■ EXERCISE TASK
Track down the lines that contain "činnosti" and copy them.

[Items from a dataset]
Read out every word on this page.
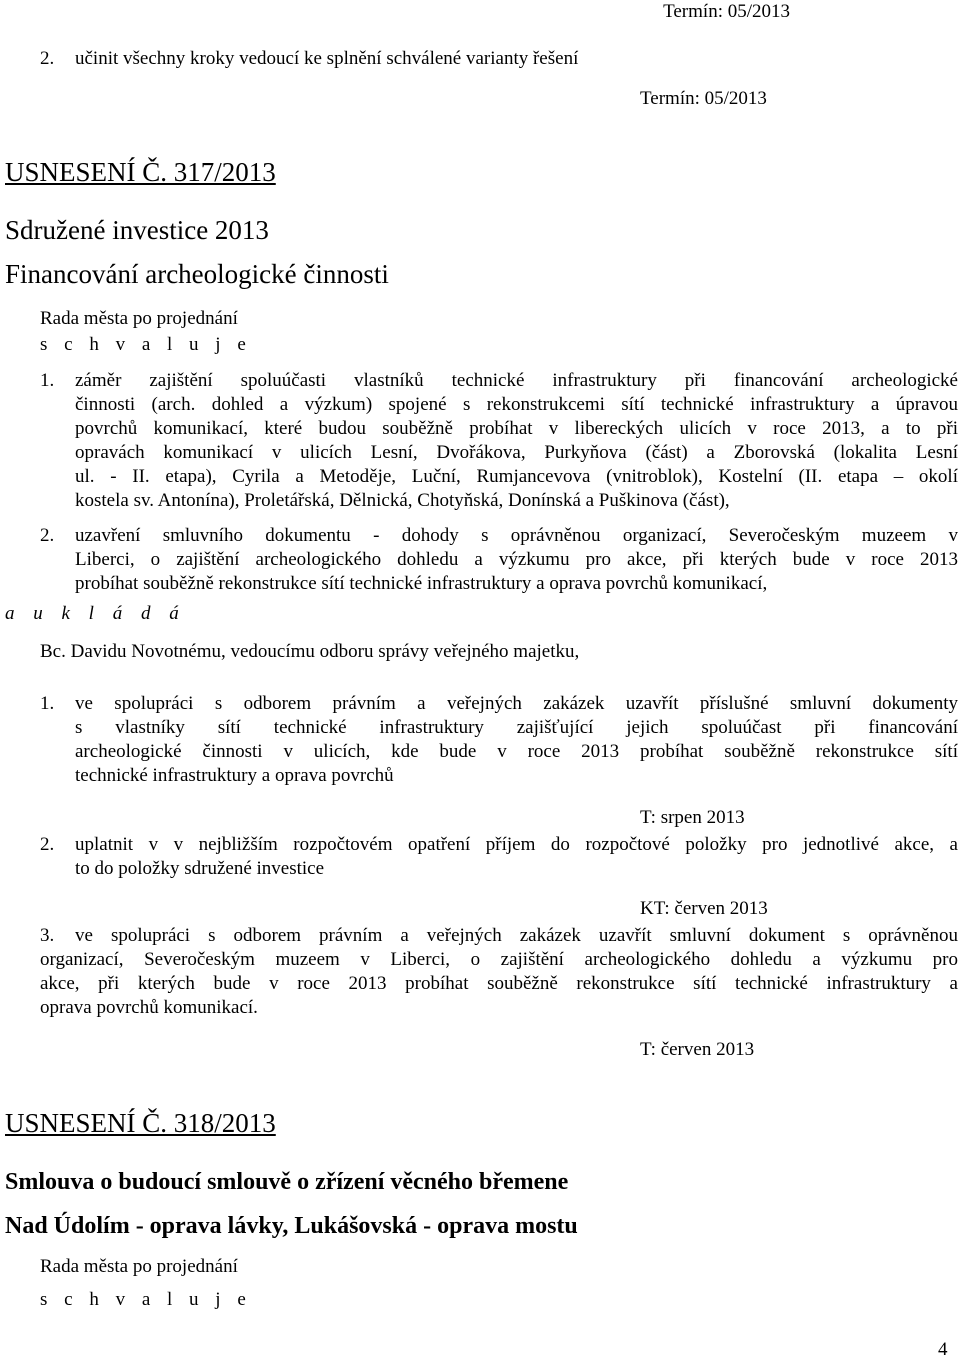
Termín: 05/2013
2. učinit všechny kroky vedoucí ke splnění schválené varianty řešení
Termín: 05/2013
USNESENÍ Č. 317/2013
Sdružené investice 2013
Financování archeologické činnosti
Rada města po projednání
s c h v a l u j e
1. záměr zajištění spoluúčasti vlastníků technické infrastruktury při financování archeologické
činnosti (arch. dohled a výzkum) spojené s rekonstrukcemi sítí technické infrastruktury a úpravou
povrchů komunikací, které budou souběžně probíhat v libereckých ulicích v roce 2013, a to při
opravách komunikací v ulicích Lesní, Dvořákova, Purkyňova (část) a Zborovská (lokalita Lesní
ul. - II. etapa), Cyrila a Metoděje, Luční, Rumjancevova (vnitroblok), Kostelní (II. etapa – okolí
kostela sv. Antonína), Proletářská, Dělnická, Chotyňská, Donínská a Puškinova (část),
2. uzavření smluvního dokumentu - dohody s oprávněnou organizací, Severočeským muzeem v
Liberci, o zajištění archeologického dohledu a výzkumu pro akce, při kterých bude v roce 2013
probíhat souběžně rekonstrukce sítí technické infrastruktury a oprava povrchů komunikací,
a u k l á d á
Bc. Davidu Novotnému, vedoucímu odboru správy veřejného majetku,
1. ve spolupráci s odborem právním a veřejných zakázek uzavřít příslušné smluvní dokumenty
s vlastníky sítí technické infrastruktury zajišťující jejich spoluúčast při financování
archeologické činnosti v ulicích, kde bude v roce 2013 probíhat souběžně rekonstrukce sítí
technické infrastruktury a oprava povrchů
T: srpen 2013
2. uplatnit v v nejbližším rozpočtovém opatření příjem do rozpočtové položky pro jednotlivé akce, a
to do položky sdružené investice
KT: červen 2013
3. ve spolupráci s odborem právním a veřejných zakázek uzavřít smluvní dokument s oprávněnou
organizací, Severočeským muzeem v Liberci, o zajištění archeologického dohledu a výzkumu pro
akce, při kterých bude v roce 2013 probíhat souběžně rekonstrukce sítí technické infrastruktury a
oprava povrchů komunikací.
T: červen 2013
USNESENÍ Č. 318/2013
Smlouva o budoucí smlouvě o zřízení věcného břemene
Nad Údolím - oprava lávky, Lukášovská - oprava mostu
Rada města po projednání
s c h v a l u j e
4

--

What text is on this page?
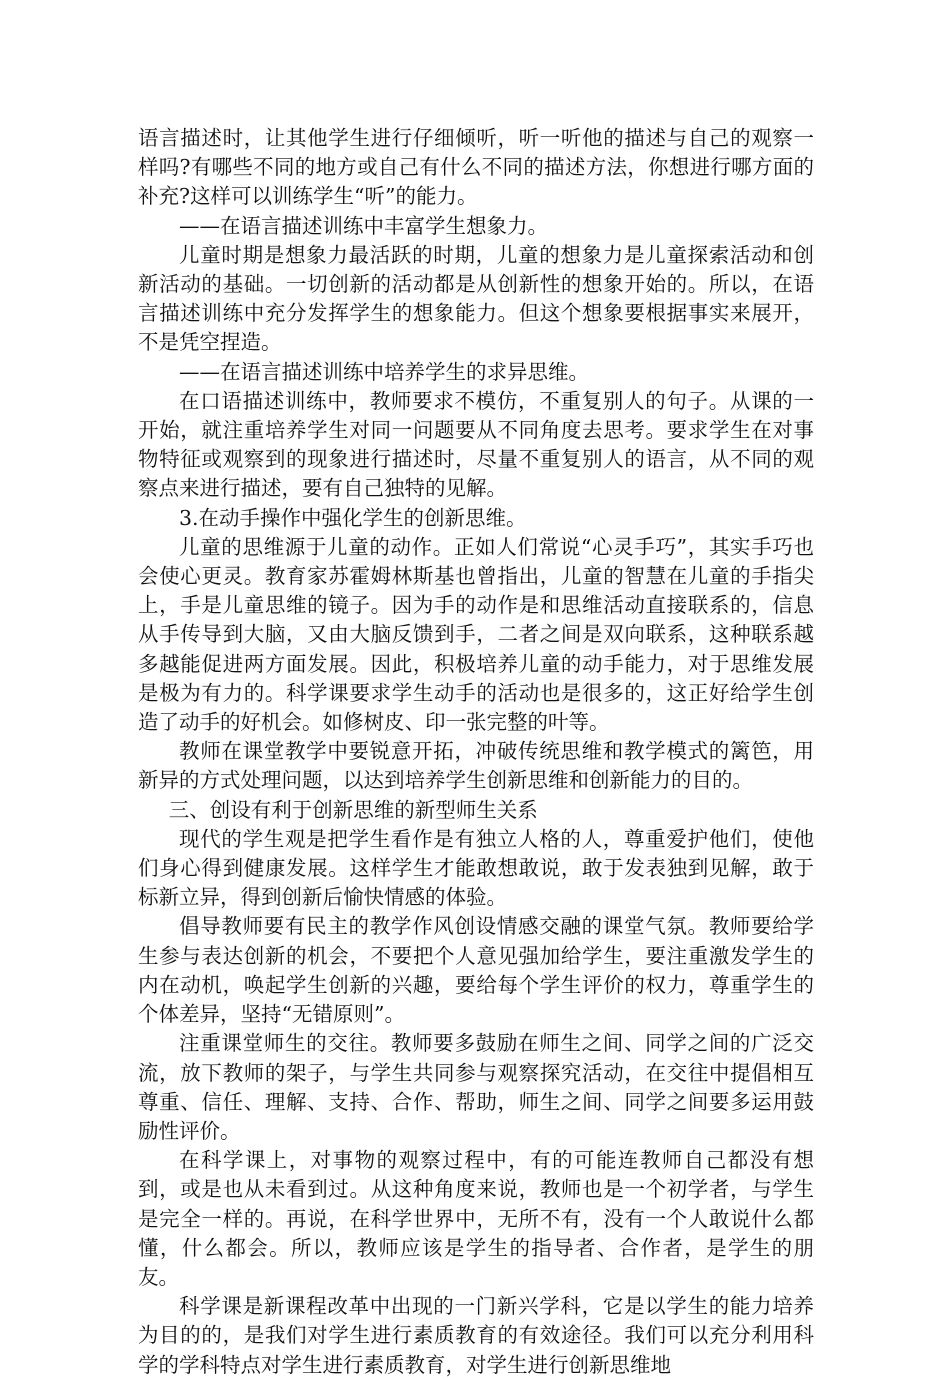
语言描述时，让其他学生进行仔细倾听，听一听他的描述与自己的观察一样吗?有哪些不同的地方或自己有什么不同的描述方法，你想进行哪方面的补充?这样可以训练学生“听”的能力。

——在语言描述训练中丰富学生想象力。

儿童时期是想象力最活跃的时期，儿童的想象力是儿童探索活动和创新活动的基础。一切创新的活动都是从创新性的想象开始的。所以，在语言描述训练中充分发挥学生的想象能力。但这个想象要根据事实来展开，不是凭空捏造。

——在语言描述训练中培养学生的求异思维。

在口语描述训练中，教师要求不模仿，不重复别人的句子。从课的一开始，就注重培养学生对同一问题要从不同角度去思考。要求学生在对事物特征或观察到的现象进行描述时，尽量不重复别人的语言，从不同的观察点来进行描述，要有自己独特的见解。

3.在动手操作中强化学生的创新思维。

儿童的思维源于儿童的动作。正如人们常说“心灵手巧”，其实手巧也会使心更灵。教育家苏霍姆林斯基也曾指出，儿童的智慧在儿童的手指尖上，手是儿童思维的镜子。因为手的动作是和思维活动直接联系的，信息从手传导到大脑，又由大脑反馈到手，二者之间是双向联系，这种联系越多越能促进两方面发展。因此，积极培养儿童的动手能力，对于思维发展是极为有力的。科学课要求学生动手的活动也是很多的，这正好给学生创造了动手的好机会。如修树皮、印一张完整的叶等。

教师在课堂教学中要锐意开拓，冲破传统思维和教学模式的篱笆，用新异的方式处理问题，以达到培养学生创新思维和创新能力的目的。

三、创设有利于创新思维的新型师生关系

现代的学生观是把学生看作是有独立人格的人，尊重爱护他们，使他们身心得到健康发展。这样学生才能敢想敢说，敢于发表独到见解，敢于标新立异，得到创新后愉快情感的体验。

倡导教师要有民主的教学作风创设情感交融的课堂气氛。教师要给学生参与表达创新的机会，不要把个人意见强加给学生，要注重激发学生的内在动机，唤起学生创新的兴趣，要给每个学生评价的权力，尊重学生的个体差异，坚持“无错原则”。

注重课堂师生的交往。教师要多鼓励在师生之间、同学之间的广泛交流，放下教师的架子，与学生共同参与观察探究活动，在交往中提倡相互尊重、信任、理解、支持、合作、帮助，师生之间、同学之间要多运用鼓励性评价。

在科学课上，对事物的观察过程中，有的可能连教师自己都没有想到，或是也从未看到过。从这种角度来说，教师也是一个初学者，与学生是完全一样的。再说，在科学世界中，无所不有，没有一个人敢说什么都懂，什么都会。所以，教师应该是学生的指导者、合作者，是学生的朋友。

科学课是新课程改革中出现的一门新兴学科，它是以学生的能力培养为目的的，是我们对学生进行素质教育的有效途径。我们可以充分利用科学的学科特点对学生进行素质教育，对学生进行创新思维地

■ RESPONSE
Financování archeologické činnosti
činnosti (arch. dohled a výzkum) spojené s rekonstrukcemi sítí technické infrastruktury a úpravou
archeologické činnosti v ulicích, kde bude v roce 2013 probíhat souběžně rekonstrukce sítí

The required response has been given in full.